[Stored entries]

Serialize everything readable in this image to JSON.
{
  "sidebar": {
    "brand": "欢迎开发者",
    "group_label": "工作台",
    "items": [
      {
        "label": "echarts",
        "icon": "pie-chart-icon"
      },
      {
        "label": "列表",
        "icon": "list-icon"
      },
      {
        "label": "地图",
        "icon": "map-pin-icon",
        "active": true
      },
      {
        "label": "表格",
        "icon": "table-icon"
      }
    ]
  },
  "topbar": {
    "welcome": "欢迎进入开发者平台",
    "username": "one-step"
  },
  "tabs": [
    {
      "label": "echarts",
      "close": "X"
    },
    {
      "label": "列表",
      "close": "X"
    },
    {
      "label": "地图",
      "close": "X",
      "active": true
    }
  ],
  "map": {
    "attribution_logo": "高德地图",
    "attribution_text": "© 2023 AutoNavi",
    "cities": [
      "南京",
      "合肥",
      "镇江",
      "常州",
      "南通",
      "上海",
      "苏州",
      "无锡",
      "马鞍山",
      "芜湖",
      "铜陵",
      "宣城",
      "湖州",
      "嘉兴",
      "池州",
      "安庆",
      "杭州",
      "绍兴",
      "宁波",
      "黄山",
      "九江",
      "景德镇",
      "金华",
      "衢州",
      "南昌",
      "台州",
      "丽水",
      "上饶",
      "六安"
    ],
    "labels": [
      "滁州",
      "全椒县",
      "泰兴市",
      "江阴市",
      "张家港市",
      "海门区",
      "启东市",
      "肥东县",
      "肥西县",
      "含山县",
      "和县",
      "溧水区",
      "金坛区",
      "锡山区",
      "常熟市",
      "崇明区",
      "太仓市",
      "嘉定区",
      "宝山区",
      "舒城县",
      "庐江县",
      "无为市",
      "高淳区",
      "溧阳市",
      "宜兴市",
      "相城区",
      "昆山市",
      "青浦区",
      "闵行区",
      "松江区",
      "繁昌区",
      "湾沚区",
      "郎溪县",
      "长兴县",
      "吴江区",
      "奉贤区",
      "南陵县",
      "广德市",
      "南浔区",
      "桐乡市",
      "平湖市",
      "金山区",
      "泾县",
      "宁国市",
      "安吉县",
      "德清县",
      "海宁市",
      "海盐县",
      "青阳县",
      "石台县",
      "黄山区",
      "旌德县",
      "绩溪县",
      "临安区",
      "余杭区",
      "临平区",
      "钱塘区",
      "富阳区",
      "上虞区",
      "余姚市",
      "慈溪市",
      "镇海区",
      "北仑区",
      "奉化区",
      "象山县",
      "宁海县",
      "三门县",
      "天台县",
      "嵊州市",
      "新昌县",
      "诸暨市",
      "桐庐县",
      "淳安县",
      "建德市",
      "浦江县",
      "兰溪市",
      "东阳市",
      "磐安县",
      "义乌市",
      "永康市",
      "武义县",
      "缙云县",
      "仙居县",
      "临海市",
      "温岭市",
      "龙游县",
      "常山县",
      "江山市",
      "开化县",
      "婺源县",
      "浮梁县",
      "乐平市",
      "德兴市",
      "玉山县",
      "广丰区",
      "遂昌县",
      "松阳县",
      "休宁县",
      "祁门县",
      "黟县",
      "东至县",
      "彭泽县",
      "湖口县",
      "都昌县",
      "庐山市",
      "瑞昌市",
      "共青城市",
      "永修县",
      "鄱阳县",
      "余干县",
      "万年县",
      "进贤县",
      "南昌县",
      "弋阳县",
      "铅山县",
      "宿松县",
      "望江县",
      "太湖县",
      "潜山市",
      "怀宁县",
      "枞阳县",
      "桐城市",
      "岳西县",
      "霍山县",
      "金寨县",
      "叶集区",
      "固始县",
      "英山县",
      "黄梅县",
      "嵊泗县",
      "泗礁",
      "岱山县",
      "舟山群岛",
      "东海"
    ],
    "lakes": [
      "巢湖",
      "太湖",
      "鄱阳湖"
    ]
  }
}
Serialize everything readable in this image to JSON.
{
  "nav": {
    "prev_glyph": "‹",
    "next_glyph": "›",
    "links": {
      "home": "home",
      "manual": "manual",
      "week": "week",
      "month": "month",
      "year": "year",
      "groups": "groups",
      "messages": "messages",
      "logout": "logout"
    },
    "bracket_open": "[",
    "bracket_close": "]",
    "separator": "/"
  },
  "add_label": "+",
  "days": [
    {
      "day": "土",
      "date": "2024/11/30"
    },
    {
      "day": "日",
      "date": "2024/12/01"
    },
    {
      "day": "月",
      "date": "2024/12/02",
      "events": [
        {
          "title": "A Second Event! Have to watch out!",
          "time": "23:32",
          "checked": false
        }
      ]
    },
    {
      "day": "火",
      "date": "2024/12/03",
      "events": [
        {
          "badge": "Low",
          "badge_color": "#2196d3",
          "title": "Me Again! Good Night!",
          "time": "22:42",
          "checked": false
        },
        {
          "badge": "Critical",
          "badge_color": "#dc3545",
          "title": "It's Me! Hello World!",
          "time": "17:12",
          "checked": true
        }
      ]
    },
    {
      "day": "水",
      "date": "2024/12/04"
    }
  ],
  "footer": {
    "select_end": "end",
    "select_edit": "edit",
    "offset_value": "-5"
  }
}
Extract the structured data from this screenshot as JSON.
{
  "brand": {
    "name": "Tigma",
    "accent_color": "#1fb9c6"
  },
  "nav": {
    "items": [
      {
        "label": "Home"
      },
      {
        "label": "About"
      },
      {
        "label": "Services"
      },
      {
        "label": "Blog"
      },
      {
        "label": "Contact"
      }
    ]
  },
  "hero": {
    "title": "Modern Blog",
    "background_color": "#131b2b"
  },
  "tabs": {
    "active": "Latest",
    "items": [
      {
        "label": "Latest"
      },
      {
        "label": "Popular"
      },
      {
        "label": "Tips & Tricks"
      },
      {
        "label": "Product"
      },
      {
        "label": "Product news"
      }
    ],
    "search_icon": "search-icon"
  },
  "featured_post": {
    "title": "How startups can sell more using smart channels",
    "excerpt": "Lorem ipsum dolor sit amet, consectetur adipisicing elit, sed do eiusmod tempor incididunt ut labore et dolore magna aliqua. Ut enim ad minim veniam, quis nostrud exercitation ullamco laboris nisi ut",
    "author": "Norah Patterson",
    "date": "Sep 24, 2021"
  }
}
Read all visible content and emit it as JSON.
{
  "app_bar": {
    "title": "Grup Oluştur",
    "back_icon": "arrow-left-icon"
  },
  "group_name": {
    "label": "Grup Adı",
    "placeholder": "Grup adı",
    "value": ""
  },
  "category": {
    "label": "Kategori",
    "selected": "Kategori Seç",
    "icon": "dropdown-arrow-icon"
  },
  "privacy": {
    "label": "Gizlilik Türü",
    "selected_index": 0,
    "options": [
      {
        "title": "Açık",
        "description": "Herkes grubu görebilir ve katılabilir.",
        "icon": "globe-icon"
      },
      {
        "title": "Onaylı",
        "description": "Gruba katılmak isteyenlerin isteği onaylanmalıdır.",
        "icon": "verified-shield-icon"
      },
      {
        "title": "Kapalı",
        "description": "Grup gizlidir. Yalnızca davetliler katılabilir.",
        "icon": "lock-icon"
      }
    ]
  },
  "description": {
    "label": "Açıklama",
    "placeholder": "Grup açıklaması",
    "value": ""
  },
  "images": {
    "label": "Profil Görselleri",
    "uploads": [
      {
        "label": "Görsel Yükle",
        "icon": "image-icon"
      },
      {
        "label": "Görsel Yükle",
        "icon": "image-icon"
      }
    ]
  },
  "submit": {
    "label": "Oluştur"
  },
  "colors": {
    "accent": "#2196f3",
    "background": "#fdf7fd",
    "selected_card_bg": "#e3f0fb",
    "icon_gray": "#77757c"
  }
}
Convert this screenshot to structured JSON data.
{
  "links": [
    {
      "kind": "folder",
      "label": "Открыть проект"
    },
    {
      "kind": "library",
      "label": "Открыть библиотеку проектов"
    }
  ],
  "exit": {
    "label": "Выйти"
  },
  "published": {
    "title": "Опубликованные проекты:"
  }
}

**Problem to work on:** Which lines contain "katılabilir"? Copy each of them out.

**Finished task:**
        "description": "Herkes grubu görebilir ve katılabilir.",
        "description": "Grup gizlidir. Yalnızca davetliler katılabilir.",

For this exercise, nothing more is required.